● ФРАГМЕНТ СТРАНИЦЫ:
------

Память о печалях

Фуникова Анна
С разрешения автора, моей мамы Татьяны Михайловны Захаровой, публикую на своей странице её эссе, слегка отредактированное мной.               


                ТАТЬЯНА ЗАХАРОВА

              ПАМЯТЬ О ПЕЧАЛЯХ ИЛИ ВОСПОМИНАНИЯ О СЕРГЕЕ ПАРАДЖАНОВЕ

                « Хоть бы кто взял и постирал мою рубашку».Сергей Параджанов

     Смотрю на поблекшую фотографию Сергея Параджанова, которую он мне подарил много лет назад в Киеве, с надписью «В память о печалях», и, как никогда, понимаю, что жизнь -  обитель печалей, а радости - всего лишь  результаты сопротивления нашей сущности этой обители, куда мы попали волею Божьей…
     Я знакома с Серёжей Параджановым с детства, мы жили в одном районе Тбилиси. Когда  мне исполнилось девять лет, Серёжу привела на мой день рождения  старшая сестрёнка Рита. Рита была школьной подругой сестры Сергея - Рузанны. Это было  12 декабря 1936 года.

------

● ИСХОДНЫЕ ДАННЫЕ:
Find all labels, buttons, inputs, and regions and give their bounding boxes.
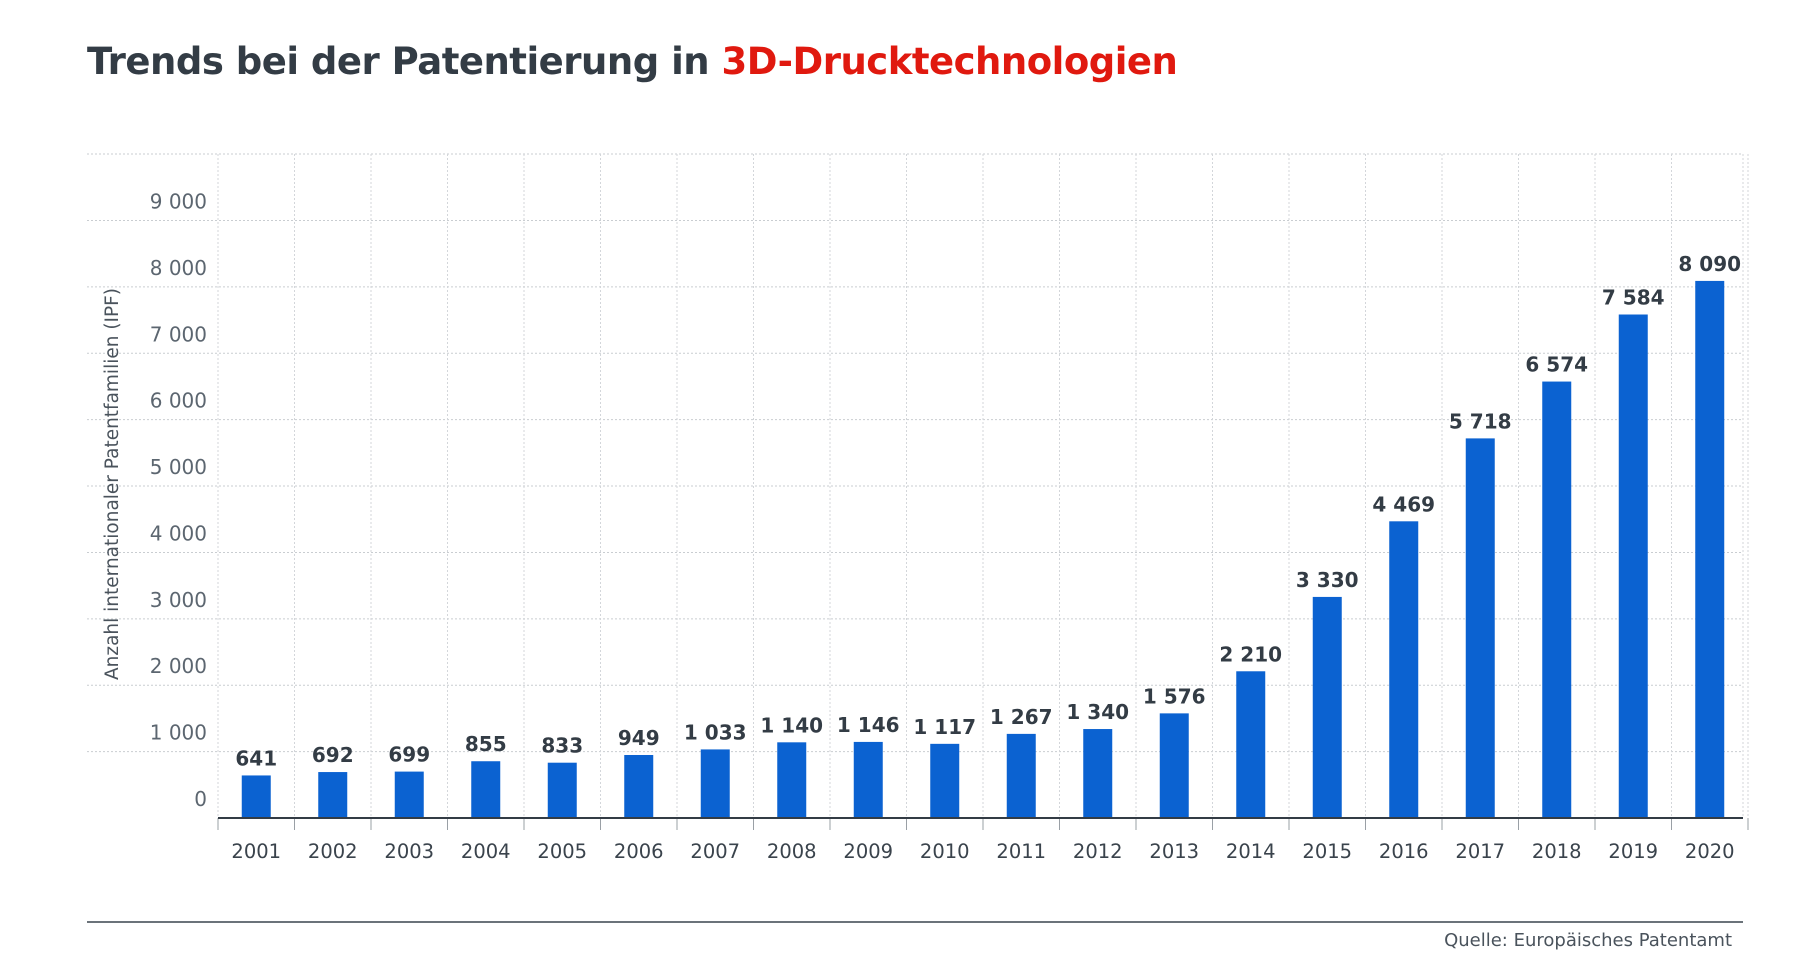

------

● ЦЕЛЬ ЗАДАНИЯ: Перепишите дословно отрывок из эссе о Сергее Параджанове, начиная со слов «Смотрю на поблекшую» и далее вплоть до слов «декабря 1936 года.». Листинг для работы не понадобится.

● ВЫПОЛНЕННОЕ ЗАДАНИЕ:
Смотрю на поблекшую фотографию Сергея Параджанова, которую он мне подарил много лет назад в Киеве, с надписью «В память о печалях», и, как никогда, понимаю, что жизнь -  обитель печалей, а радости - всего лишь  результаты сопротивления нашей сущности этой обители, куда мы попали волею Божьей…
     Я знакома с Серёжей Параджановым с детства, мы жили в одном районе Тбилиси. Когда  мне исполнилось девять лет, Серёжу привела на мой день рождения  старшая сестрёнка Рита. Рита была школьной подругой сестры Сергея - Рузанны. Это было  12 декабря 1936 года.